* Required task: Restate each of the lines given below, word for word.

───── Material provided ─────

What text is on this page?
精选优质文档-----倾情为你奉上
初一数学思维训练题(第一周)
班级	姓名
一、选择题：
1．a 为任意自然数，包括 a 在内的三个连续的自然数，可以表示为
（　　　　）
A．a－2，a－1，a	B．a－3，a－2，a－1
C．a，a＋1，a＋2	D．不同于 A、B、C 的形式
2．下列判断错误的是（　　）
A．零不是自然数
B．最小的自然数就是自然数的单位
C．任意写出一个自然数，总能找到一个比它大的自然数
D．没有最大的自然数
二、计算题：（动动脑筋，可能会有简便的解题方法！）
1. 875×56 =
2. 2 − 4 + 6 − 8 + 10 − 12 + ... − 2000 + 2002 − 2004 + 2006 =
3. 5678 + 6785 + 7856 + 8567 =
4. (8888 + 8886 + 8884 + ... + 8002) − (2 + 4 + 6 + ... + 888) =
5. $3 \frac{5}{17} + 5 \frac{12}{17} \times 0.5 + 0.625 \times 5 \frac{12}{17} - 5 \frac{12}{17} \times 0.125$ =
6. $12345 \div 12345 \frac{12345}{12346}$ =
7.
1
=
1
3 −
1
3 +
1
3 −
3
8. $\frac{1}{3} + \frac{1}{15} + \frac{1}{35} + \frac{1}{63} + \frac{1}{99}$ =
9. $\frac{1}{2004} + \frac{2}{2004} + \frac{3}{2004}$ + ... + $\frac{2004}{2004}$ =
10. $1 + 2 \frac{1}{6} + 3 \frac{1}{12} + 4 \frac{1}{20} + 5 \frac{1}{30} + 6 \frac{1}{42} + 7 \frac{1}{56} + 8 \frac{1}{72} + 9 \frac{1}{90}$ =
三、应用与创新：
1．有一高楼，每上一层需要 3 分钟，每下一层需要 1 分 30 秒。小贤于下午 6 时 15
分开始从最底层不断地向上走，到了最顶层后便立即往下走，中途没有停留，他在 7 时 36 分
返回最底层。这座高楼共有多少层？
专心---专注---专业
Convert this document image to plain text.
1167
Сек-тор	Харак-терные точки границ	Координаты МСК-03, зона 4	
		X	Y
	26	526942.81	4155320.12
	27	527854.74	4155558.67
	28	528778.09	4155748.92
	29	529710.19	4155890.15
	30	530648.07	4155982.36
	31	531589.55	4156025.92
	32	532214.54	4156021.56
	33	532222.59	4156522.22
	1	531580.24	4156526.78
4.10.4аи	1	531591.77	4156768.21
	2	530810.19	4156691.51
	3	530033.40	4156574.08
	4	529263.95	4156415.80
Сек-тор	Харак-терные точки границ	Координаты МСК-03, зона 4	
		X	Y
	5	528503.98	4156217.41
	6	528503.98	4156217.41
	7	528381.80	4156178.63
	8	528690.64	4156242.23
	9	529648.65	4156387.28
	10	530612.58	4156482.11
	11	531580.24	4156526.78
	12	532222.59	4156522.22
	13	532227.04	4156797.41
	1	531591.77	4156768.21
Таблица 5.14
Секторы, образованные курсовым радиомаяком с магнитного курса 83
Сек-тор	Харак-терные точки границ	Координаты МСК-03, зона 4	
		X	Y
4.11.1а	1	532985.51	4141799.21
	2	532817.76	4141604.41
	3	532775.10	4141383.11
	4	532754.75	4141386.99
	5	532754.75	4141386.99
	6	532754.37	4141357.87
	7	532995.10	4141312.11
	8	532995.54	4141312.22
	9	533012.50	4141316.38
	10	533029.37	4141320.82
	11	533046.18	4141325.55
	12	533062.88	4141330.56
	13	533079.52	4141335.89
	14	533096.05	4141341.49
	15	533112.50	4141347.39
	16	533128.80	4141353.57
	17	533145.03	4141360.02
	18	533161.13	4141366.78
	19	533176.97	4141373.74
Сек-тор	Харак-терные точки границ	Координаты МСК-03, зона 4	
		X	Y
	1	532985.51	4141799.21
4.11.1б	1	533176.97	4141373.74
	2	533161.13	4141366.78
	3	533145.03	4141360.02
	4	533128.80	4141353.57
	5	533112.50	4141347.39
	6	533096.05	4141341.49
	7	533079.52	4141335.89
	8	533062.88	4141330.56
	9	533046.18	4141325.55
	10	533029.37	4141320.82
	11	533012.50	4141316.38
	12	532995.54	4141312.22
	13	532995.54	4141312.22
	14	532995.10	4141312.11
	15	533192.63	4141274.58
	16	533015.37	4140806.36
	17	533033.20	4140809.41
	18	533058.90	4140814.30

─────

* Answer to the task:
What text is on this page?
精选优质文档-----倾情为你奉上
初一数学思维训练题(第一周)
班级	姓名
一、选择题：
1．a 为任意自然数，包括 a 在内的三个连续的自然数，可以表示为
（　　　　）
A．a－2，a－1，a	B．a－3，a－2，a－1
C．a，a＋1，a＋2	D．不同于 A、B、C 的形式
2．下列判断错误的是（　　）
A．零不是自然数
B．最小的自然数就是自然数的单位
C．任意写出一个自然数，总能找到一个比它大的自然数
D．没有最大的自然数
二、计算题：（动动脑筋，可能会有简便的解题方法！）
1. 875×56 =
2. 2 − 4 + 6 − 8 + 10 − 12 + ... − 2000 + 2002 − 2004 + 2006 =
3. 5678 + 6785 + 7856 + 8567 =
4. (8888 + 8886 + 8884 + ... + 8002) − (2 + 4 + 6 + ... + 888) =
5. $3 \frac{5}{17} + 5 \frac{12}{17} \times 0.5 + 0.625 \times 5 \frac{12}{17} - 5 \frac{12}{17} \times 0.125$ =
6. $12345 \div 12345 \frac{12345}{12346}$ =
7.
1
=
1
3 −
1
3 +
1
3 −
3
8. $\frac{1}{3} + \frac{1}{15} + \frac{1}{35} + \frac{1}{63} + \frac{1}{99}$ =
9. $\frac{1}{2004} + \frac{2}{2004} + \frac{3}{2004}$ + ... + $\frac{2004}{2004}$ =
10. $1 + 2 \frac{1}{6} + 3 \frac{1}{12} + 4 \frac{1}{20} + 5 \frac{1}{30} + 6 \frac{1}{42} + 7 \frac{1}{56} + 8 \frac{1}{72} + 9 \frac{1}{90}$ =
三、应用与创新：
1．有一高楼，每上一层需要 3 分钟，每下一层需要 1 分 30 秒。小贤于下午 6 时 15
分开始从最底层不断地向上走，到了最顶层后便立即往下走，中途没有停留，他在 7 时 36 分
返回最底层。这座高楼共有多少层？
专心---专注---专业
Convert this document image to plain text.
1167
Сек-тор	Харак-терные точки границ	Координаты МСК-03, зона 4	
		X	Y
	26	526942.81	4155320.12
	27	527854.74	4155558.67
	28	528778.09	4155748.92
	29	529710.19	4155890.15
	30	530648.07	4155982.36
	31	531589.55	4156025.92
	32	532214.54	4156021.56
	33	532222.59	4156522.22
	1	531580.24	4156526.78
4.10.4аи	1	531591.77	4156768.21
	2	530810.19	4156691.51
	3	530033.40	4156574.08
	4	529263.95	4156415.80
Сек-тор	Харак-терные точки границ	Координаты МСК-03, зона 4	
		X	Y
	5	528503.98	4156217.41
	6	528503.98	4156217.41
	7	528381.80	4156178.63
	8	528690.64	4156242.23
	9	529648.65	4156387.28
	10	530612.58	4156482.11
	11	531580.24	4156526.78
	12	532222.59	4156522.22
	13	532227.04	4156797.41
	1	531591.77	4156768.21
Таблица 5.14
Секторы, образованные курсовым радиомаяком с магнитного курса 83
Сек-тор	Харак-терные точки границ	Координаты МСК-03, зона 4	
		X	Y
4.11.1а	1	532985.51	4141799.21
	2	532817.76	4141604.41
	3	532775.10	4141383.11
	4	532754.75	4141386.99
	5	532754.75	4141386.99
	6	532754.37	4141357.87
	7	532995.10	4141312.11
	8	532995.54	4141312.22
	9	533012.50	4141316.38
	10	533029.37	4141320.82
	11	533046.18	4141325.55
	12	533062.88	4141330.56
	13	533079.52	4141335.89
	14	533096.05	4141341.49
	15	533112.50	4141347.39
	16	533128.80	4141353.57
	17	533145.03	4141360.02
	18	533161.13	4141366.78
	19	533176.97	4141373.74
Сек-тор	Харак-терные точки границ	Координаты МСК-03, зона 4	
		X	Y
	1	532985.51	4141799.21
4.11.1б	1	533176.97	4141373.74
	2	533161.13	4141366.78
	3	533145.03	4141360.02
	4	533128.80	4141353.57
	5	533112.50	4141347.39
	6	533096.05	4141341.49
	7	533079.52	4141335.89
	8	533062.88	4141330.56
	9	533046.18	4141325.55
	10	533029.37	4141320.82
	11	533012.50	4141316.38
	12	532995.54	4141312.22
	13	532995.54	4141312.22
	14	532995.10	4141312.11
	15	533192.63	4141274.58
	16	533015.37	4140806.36
	17	533033.20	4140809.41
	18	533058.90	4140814.30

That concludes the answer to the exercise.